:: RECORDS TO PROCESS

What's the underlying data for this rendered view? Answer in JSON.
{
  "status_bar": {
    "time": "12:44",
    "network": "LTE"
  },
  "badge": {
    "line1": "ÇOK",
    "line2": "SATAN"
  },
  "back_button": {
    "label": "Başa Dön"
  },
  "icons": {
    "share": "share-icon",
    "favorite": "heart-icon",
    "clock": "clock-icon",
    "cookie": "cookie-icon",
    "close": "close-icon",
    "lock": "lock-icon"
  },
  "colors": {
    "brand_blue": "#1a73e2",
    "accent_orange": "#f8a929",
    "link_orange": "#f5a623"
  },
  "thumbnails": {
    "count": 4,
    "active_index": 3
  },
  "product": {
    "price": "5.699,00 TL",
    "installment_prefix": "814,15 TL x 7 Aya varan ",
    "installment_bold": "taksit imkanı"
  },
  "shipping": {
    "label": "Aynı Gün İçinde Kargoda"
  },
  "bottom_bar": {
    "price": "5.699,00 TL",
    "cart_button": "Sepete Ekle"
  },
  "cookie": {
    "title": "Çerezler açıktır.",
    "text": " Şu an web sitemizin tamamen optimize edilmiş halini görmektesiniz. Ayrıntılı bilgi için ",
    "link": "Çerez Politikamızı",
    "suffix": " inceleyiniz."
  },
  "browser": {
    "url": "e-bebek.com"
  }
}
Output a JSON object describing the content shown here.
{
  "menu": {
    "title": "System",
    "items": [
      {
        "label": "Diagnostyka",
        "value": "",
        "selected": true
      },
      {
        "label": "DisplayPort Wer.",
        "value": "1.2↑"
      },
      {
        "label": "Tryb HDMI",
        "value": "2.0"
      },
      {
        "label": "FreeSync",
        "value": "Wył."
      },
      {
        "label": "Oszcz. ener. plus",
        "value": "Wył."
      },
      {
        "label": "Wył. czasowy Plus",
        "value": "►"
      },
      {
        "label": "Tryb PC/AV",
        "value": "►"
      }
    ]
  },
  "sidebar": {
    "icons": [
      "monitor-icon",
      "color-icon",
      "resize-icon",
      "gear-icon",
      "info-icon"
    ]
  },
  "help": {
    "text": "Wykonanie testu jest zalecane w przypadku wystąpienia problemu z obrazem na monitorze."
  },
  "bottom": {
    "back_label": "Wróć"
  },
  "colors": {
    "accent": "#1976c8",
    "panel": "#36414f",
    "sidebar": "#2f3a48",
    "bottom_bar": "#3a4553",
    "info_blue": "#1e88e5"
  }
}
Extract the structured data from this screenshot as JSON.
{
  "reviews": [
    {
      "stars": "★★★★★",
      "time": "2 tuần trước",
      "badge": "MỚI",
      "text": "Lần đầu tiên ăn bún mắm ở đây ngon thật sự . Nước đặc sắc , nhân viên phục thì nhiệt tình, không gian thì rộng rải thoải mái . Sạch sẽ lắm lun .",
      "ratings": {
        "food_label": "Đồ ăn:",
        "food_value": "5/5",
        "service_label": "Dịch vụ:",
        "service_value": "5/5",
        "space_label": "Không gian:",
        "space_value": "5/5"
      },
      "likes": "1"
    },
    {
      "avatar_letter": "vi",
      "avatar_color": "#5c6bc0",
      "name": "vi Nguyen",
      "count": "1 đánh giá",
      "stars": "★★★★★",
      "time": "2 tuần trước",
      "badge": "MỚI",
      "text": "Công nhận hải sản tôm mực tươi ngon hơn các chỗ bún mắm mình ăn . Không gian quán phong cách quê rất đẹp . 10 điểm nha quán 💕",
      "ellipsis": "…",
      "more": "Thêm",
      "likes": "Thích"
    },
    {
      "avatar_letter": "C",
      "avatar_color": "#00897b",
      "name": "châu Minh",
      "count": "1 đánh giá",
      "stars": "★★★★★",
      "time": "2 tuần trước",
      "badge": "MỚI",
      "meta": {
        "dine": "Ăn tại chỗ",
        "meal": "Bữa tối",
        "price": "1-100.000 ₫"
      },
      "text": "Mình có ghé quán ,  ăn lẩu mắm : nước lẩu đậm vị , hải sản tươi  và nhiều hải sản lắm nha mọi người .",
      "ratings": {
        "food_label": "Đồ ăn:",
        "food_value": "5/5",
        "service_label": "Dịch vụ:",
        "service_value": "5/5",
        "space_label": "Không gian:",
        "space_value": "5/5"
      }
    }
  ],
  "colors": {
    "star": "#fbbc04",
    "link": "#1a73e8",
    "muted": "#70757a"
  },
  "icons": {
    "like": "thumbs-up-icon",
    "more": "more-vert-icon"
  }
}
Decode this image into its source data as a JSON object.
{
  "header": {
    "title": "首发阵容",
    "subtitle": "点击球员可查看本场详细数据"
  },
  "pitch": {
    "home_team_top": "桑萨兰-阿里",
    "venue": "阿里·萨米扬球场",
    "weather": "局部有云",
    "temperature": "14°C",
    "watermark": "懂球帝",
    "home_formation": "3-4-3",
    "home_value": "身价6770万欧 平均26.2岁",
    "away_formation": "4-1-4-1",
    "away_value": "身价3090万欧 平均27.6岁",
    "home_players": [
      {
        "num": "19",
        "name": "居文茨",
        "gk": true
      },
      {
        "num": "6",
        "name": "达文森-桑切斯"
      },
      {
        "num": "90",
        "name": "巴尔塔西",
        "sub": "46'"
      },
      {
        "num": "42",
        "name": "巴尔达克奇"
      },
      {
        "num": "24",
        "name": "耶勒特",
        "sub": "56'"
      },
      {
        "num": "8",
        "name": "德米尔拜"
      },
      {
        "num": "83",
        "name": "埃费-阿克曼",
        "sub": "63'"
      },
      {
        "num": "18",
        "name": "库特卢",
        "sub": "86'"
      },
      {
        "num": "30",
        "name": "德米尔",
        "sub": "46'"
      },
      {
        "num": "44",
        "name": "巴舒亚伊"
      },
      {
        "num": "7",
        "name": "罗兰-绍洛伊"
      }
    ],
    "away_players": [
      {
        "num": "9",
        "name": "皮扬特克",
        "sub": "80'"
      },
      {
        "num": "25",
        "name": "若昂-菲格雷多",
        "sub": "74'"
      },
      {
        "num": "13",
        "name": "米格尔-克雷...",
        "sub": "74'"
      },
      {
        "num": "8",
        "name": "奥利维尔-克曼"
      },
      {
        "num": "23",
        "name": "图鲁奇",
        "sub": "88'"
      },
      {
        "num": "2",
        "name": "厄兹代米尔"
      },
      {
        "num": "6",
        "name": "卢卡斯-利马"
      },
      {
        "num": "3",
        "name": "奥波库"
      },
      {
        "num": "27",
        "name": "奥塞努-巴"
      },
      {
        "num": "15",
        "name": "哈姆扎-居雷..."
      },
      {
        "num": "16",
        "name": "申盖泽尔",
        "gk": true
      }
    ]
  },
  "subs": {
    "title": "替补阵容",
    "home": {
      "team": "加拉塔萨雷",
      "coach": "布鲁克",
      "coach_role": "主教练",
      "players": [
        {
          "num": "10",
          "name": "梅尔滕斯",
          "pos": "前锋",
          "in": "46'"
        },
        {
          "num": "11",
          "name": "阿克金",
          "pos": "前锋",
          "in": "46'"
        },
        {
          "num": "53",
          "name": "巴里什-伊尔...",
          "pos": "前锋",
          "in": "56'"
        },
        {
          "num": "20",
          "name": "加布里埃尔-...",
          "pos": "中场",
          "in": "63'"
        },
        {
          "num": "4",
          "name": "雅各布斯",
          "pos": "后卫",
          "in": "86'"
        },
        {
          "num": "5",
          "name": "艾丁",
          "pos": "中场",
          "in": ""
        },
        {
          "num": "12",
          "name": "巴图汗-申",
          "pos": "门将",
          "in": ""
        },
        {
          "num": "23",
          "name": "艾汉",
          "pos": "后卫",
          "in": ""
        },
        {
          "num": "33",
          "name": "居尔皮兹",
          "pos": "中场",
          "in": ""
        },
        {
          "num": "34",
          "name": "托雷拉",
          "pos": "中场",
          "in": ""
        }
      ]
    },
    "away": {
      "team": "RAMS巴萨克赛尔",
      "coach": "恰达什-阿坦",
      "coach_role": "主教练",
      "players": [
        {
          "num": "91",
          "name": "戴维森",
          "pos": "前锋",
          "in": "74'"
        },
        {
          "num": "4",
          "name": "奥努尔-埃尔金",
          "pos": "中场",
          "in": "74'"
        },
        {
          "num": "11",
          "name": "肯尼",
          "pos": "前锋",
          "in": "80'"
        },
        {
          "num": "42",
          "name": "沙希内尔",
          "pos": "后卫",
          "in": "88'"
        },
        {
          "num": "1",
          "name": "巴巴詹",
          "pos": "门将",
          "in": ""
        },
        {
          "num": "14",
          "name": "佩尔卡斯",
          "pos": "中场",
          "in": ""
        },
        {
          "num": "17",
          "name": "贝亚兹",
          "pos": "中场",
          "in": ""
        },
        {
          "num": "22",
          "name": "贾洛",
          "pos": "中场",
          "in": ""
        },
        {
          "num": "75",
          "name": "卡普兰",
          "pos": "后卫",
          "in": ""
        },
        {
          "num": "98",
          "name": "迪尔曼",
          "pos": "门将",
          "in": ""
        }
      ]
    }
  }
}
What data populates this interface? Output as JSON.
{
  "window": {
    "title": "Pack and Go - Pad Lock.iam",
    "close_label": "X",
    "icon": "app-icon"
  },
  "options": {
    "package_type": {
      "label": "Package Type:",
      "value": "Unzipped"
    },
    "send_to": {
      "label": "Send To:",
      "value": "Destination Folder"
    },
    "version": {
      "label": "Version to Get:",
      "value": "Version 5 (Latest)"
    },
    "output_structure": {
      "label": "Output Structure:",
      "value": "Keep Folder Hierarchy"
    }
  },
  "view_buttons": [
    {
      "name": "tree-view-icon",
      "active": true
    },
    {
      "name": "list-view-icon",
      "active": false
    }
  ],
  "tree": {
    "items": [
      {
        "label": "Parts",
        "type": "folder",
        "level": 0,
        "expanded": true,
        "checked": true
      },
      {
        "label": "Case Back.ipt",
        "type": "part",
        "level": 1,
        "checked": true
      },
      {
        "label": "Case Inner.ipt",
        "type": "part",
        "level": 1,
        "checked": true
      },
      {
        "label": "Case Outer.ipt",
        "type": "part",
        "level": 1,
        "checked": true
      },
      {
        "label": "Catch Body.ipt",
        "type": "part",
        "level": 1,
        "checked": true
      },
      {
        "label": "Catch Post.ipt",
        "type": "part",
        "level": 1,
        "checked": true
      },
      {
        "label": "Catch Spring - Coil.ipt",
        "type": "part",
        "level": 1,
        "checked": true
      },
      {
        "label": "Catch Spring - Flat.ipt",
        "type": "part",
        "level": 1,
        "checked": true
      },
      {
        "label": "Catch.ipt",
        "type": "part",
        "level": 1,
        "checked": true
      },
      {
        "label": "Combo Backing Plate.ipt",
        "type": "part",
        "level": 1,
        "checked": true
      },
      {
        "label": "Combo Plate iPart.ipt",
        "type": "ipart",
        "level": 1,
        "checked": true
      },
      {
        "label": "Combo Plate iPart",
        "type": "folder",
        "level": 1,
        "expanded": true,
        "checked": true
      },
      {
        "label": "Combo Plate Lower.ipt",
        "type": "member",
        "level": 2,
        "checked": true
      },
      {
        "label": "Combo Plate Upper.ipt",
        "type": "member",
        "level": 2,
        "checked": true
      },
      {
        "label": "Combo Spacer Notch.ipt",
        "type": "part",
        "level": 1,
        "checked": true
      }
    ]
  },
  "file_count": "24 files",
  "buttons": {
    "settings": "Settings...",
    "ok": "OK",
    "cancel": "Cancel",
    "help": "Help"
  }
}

::::

#### WRITTEN PROBLEM
Scan the lines for the string "this". Copy out each line that matches.

#### ANSWER BELOW
What's the underlying data for this rendered view? Answer in JSON.
Extract the structured data from this screenshot as JSON.
Decode this image into its source data as a JSON object.
What data populates this interface? Output as JSON.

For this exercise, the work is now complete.